> WHAT THE TASK REQUIRES:
Copy all of the material word for word, except for the pictures.

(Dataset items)
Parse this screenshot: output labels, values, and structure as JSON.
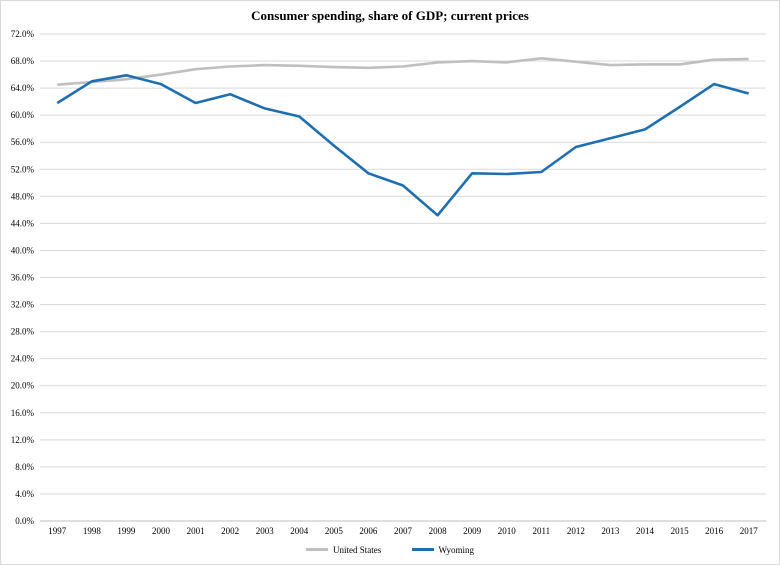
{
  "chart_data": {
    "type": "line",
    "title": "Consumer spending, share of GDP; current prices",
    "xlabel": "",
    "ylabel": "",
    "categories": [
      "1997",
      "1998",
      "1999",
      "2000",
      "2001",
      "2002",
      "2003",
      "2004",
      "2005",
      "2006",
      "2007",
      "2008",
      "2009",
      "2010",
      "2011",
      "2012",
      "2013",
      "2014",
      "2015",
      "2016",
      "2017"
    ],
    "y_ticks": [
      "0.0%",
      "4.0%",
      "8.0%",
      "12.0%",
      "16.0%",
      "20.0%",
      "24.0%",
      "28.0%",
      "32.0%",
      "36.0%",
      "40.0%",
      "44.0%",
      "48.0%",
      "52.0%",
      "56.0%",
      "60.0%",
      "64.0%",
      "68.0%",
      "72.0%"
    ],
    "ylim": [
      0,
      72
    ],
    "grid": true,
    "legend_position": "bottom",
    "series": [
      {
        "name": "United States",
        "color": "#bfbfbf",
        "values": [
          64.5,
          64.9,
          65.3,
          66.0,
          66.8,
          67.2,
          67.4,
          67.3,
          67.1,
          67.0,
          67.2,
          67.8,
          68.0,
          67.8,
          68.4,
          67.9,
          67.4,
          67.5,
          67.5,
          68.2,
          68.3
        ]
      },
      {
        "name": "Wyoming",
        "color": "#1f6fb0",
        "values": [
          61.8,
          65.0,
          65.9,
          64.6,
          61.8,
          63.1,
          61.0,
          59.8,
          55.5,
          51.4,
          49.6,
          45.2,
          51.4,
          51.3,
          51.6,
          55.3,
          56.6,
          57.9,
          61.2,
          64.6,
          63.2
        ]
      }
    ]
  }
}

> TASK SOLUTION:
Parse this screenshot: output labels, values, and structure as JSON.
{
  "chart_data": {
    "type": "line",
    "title": "Consumer spending, share of GDP; current prices",
    "xlabel": "",
    "ylabel": "",
    "categories": [
      "1997",
      "1998",
      "1999",
      "2000",
      "2001",
      "2002",
      "2003",
      "2004",
      "2005",
      "2006",
      "2007",
      "2008",
      "2009",
      "2010",
      "2011",
      "2012",
      "2013",
      "2014",
      "2015",
      "2016",
      "2017"
    ],
    "y_ticks": [
      "0.0%",
      "4.0%",
      "8.0%",
      "12.0%",
      "16.0%",
      "20.0%",
      "24.0%",
      "28.0%",
      "32.0%",
      "36.0%",
      "40.0%",
      "44.0%",
      "48.0%",
      "52.0%",
      "56.0%",
      "60.0%",
      "64.0%",
      "68.0%",
      "72.0%"
    ],
    "ylim": [
      0,
      72
    ],
    "grid": true,
    "legend_position": "bottom",
    "series": [
      {
        "name": "United States",
        "color": "#bfbfbf",
        "values": [
          64.5,
          64.9,
          65.3,
          66.0,
          66.8,
          67.2,
          67.4,
          67.3,
          67.1,
          67.0,
          67.2,
          67.8,
          68.0,
          67.8,
          68.4,
          67.9,
          67.4,
          67.5,
          67.5,
          68.2,
          68.3
        ]
      },
      {
        "name": "Wyoming",
        "color": "#1f6fb0",
        "values": [
          61.8,
          65.0,
          65.9,
          64.6,
          61.8,
          63.1,
          61.0,
          59.8,
          55.5,
          51.4,
          49.6,
          45.2,
          51.4,
          51.3,
          51.6,
          55.3,
          56.6,
          57.9,
          61.2,
          64.6,
          63.2
        ]
      }
    ]
  }
}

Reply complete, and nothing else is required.